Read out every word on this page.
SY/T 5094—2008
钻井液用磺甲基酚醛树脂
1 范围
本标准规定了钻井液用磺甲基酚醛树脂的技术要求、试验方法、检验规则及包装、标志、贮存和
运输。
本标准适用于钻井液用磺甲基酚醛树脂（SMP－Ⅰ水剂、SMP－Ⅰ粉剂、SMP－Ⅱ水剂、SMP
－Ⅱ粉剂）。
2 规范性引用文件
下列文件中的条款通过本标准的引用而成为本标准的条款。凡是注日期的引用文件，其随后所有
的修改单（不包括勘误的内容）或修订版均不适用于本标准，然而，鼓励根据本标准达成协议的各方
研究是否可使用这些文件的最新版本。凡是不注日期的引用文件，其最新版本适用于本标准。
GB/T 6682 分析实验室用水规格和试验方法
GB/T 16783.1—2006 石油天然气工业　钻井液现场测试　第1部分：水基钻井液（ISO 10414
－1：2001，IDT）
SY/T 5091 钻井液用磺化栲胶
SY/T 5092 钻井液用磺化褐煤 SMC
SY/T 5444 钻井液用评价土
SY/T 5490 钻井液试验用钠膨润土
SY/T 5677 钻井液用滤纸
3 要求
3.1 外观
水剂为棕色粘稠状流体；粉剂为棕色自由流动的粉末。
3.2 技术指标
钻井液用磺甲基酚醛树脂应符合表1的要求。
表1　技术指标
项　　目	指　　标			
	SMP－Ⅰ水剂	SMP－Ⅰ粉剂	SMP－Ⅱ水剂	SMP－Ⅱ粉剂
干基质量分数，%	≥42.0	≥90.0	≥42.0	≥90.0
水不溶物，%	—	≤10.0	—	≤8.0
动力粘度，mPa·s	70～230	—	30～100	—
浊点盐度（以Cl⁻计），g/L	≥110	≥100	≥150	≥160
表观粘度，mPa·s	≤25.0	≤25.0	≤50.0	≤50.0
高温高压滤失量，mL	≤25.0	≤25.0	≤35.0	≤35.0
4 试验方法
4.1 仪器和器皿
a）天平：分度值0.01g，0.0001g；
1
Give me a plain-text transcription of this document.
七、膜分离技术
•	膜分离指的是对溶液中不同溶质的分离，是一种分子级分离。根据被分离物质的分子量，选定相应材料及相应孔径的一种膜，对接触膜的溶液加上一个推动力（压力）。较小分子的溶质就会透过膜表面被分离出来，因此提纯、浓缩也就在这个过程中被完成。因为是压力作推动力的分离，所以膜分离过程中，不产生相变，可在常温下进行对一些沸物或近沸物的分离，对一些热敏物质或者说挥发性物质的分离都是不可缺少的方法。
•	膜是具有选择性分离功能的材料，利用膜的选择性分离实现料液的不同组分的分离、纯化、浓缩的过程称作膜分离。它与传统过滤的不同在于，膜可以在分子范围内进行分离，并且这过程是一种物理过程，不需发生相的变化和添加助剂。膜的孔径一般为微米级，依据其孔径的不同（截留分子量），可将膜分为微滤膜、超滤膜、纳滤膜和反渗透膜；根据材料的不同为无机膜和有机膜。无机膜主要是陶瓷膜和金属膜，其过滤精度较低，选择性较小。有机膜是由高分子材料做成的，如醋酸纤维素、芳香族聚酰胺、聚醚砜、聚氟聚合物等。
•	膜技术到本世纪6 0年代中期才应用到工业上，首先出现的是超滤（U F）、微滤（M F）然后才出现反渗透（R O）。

» Required task
Print out every entry, keeping each one exact.

» Output below
Read out every word on this page.
SY/T 5094—2008
钻井液用磺甲基酚醛树脂
1 范围
本标准规定了钻井液用磺甲基酚醛树脂的技术要求、试验方法、检验规则及包装、标志、贮存和
运输。
本标准适用于钻井液用磺甲基酚醛树脂（SMP－Ⅰ水剂、SMP－Ⅰ粉剂、SMP－Ⅱ水剂、SMP
－Ⅱ粉剂）。
2 规范性引用文件
下列文件中的条款通过本标准的引用而成为本标准的条款。凡是注日期的引用文件，其随后所有
的修改单（不包括勘误的内容）或修订版均不适用于本标准，然而，鼓励根据本标准达成协议的各方
研究是否可使用这些文件的最新版本。凡是不注日期的引用文件，其最新版本适用于本标准。
GB/T 6682 分析实验室用水规格和试验方法
GB/T 16783.1—2006 石油天然气工业　钻井液现场测试　第1部分：水基钻井液（ISO 10414
－1：2001，IDT）
SY/T 5091 钻井液用磺化栲胶
SY/T 5092 钻井液用磺化褐煤 SMC
SY/T 5444 钻井液用评价土
SY/T 5490 钻井液试验用钠膨润土
SY/T 5677 钻井液用滤纸
3 要求
3.1 外观
水剂为棕色粘稠状流体；粉剂为棕色自由流动的粉末。
3.2 技术指标
钻井液用磺甲基酚醛树脂应符合表1的要求。
表1　技术指标
项　　目	指　　标			
	SMP－Ⅰ水剂	SMP－Ⅰ粉剂	SMP－Ⅱ水剂	SMP－Ⅱ粉剂
干基质量分数，%	≥42.0	≥90.0	≥42.0	≥90.0
水不溶物，%	—	≤10.0	—	≤8.0
动力粘度，mPa·s	70～230	—	30～100	—
浊点盐度（以Cl⁻计），g/L	≥110	≥100	≥150	≥160
表观粘度，mPa·s	≤25.0	≤25.0	≤50.0	≤50.0
高温高压滤失量，mL	≤25.0	≤25.0	≤35.0	≤35.0
4 试验方法
4.1 仪器和器皿
a）天平：分度值0.01g，0.0001g；
1
Give me a plain-text transcription of this document.
七、膜分离技术
•	膜分离指的是对溶液中不同溶质的分离，是一种分子级分离。根据被分离物质的分子量，选定相应材料及相应孔径的一种膜，对接触膜的溶液加上一个推动力（压力）。较小分子的溶质就会透过膜表面被分离出来，因此提纯、浓缩也就在这个过程中被完成。因为是压力作推动力的分离，所以膜分离过程中，不产生相变，可在常温下进行对一些沸物或近沸物的分离，对一些热敏物质或者说挥发性物质的分离都是不可缺少的方法。
•	膜是具有选择性分离功能的材料，利用膜的选择性分离实现料液的不同组分的分离、纯化、浓缩的过程称作膜分离。它与传统过滤的不同在于，膜可以在分子范围内进行分离，并且这过程是一种物理过程，不需发生相的变化和添加助剂。膜的孔径一般为微米级，依据其孔径的不同（截留分子量），可将膜分为微滤膜、超滤膜、纳滤膜和反渗透膜；根据材料的不同为无机膜和有机膜。无机膜主要是陶瓷膜和金属膜，其过滤精度较低，选择性较小。有机膜是由高分子材料做成的，如醋酸纤维素、芳香族聚酰胺、聚醚砜、聚氟聚合物等。
•	膜技术到本世纪6 0年代中期才应用到工业上，首先出现的是超滤（U F）、微滤（M F）然后才出现反渗透（R O）。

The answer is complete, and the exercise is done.